MATERIAL TO PROCESS:
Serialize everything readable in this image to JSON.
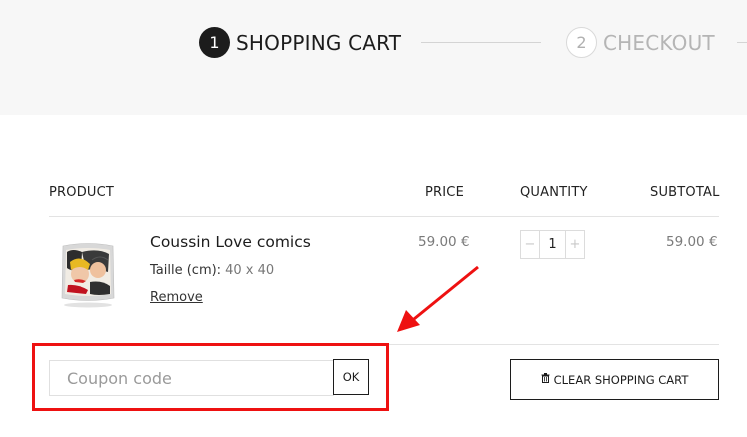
{
  "steps": [
    {
      "num": "1",
      "label": "SHOPPING CART",
      "state": "active"
    },
    {
      "num": "2",
      "label": "CHECKOUT",
      "state": "inactive"
    }
  ],
  "table": {
    "headers": {
      "product": "PRODUCT",
      "price": "PRICE",
      "quantity": "QUANTITY",
      "subtotal": "SUBTOTAL"
    },
    "rows": [
      {
        "name": "Coussin Love comics",
        "variation_label": "Taille (cm):",
        "variation_value": "40 x 40",
        "remove_label": "Remove",
        "price": "59.00 €",
        "quantity": "1",
        "subtotal": "59.00 €",
        "qty_minus": "−",
        "qty_plus": "+"
      }
    ]
  },
  "coupon": {
    "placeholder": "Coupon code",
    "apply_label": "OK"
  },
  "clear_cart": {
    "icon": "trash-icon",
    "label": "CLEAR SHOPPING CART"
  },
  "annotation": {
    "color": "#ee1111"
  },
  "colors": {
    "accent": "#1c1c1c",
    "muted": "#b5b5b5",
    "highlight": "#ee1111"
  }
}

TASK DIRECTIONS:
Only lines with "SHOPPING" are wanted here; list each of them.

SOLUTION TO THE PROBLEM:
      "label": "SHOPPING CART",
    "label": "CLEAR SHOPPING CART"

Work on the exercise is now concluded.